_PROBLEM_:
Each record is to be transcribed exactly.

»»

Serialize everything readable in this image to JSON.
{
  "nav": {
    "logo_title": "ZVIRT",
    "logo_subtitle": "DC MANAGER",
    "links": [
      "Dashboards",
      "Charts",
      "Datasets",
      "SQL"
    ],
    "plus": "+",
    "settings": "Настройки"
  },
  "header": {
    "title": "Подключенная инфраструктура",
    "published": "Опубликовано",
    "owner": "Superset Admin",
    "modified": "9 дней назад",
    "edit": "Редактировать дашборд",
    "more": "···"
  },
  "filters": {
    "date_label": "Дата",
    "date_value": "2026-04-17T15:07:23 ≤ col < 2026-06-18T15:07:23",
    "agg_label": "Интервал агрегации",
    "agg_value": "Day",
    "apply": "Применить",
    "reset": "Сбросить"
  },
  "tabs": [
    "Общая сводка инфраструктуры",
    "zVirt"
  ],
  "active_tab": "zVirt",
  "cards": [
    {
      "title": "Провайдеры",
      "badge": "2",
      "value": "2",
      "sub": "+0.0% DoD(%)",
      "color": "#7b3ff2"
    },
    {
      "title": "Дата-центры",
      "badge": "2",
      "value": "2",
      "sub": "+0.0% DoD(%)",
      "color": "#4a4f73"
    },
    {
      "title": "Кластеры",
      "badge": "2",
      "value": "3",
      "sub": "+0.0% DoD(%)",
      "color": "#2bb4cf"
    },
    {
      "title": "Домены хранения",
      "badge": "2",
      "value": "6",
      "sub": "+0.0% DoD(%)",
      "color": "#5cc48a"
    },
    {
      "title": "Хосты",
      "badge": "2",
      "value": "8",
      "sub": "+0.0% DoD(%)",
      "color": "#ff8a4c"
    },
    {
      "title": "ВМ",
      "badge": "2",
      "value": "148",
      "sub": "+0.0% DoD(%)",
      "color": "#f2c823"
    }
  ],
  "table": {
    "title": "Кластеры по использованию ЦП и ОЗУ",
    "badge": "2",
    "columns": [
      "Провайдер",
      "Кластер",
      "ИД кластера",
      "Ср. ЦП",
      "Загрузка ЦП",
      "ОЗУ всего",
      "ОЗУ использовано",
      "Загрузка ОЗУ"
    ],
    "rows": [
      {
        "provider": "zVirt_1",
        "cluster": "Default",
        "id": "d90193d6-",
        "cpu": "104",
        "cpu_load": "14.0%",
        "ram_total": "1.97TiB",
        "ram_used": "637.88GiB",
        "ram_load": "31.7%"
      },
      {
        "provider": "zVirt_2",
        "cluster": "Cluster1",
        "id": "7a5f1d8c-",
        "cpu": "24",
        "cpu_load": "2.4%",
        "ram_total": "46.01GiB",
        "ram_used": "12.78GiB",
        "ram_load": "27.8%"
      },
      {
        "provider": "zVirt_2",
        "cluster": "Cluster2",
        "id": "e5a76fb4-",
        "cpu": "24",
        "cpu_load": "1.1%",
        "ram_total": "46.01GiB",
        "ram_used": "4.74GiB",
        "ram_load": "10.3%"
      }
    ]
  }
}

««

_FULL RESPONSE_:
Serialize everything readable in this image to JSON.
{
  "nav": {
    "logo_title": "ZVIRT",
    "logo_subtitle": "DC MANAGER",
    "links": [
      "Dashboards",
      "Charts",
      "Datasets",
      "SQL"
    ],
    "plus": "+",
    "settings": "Настройки"
  },
  "header": {
    "title": "Подключенная инфраструктура",
    "published": "Опубликовано",
    "owner": "Superset Admin",
    "modified": "9 дней назад",
    "edit": "Редактировать дашборд",
    "more": "···"
  },
  "filters": {
    "date_label": "Дата",
    "date_value": "2026-04-17T15:07:23 ≤ col < 2026-06-18T15:07:23",
    "agg_label": "Интервал агрегации",
    "agg_value": "Day",
    "apply": "Применить",
    "reset": "Сбросить"
  },
  "tabs": [
    "Общая сводка инфраструктуры",
    "zVirt"
  ],
  "active_tab": "zVirt",
  "cards": [
    {
      "title": "Провайдеры",
      "badge": "2",
      "value": "2",
      "sub": "+0.0% DoD(%)",
      "color": "#7b3ff2"
    },
    {
      "title": "Дата-центры",
      "badge": "2",
      "value": "2",
      "sub": "+0.0% DoD(%)",
      "color": "#4a4f73"
    },
    {
      "title": "Кластеры",
      "badge": "2",
      "value": "3",
      "sub": "+0.0% DoD(%)",
      "color": "#2bb4cf"
    },
    {
      "title": "Домены хранения",
      "badge": "2",
      "value": "6",
      "sub": "+0.0% DoD(%)",
      "color": "#5cc48a"
    },
    {
      "title": "Хосты",
      "badge": "2",
      "value": "8",
      "sub": "+0.0% DoD(%)",
      "color": "#ff8a4c"
    },
    {
      "title": "ВМ",
      "badge": "2",
      "value": "148",
      "sub": "+0.0% DoD(%)",
      "color": "#f2c823"
    }
  ],
  "table": {
    "title": "Кластеры по использованию ЦП и ОЗУ",
    "badge": "2",
    "columns": [
      "Провайдер",
      "Кластер",
      "ИД кластера",
      "Ср. ЦП",
      "Загрузка ЦП",
      "ОЗУ всего",
      "ОЗУ использовано",
      "Загрузка ОЗУ"
    ],
    "rows": [
      {
        "provider": "zVirt_1",
        "cluster": "Default",
        "id": "d90193d6-",
        "cpu": "104",
        "cpu_load": "14.0%",
        "ram_total": "1.97TiB",
        "ram_used": "637.88GiB",
        "ram_load": "31.7%"
      },
      {
        "provider": "zVirt_2",
        "cluster": "Cluster1",
        "id": "7a5f1d8c-",
        "cpu": "24",
        "cpu_load": "2.4%",
        "ram_total": "46.01GiB",
        "ram_used": "12.78GiB",
        "ram_load": "27.8%"
      },
      {
        "provider": "zVirt_2",
        "cluster": "Cluster2",
        "id": "e5a76fb4-",
        "cpu": "24",
        "cpu_load": "1.1%",
        "ram_total": "46.01GiB",
        "ram_used": "4.74GiB",
        "ram_load": "10.3%"
      }
    ]
  }
}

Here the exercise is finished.